* [Problem description]
Every entry that follows should be reproduced exactly.

* [Excerpted records]

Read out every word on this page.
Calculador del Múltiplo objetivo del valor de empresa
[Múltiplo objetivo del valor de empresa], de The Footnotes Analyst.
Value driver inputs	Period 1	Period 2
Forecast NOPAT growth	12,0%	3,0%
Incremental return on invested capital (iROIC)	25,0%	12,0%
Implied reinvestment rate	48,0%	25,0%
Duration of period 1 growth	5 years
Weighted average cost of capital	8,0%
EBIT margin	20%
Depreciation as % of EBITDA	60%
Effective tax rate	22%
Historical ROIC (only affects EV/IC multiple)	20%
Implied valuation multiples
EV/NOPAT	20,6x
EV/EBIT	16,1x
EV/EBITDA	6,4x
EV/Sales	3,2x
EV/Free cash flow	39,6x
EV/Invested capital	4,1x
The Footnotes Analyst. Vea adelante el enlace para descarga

* [Written solution]
Read out every word on this page.
Calculador del Múltiplo objetivo del valor de empresa
[Múltiplo objetivo del valor de empresa], de The Footnotes Analyst.
Value driver inputs	Period 1	Period 2
Forecast NOPAT growth	12,0%	3,0%
Incremental return on invested capital (iROIC)	25,0%	12,0%
Implied reinvestment rate	48,0%	25,0%
Duration of period 1 growth	5 years
Weighted average cost of capital	8,0%
EBIT margin	20%
Depreciation as % of EBITDA	60%
Effective tax rate	22%
Historical ROIC (only affects EV/IC multiple)	20%
Implied valuation multiples
EV/NOPAT	20,6x
EV/EBIT	16,1x
EV/EBITDA	6,4x
EV/Sales	3,2x
EV/Free cash flow	39,6x
EV/Invested capital	4,1x
The Footnotes Analyst. Vea adelante el enlace para descarga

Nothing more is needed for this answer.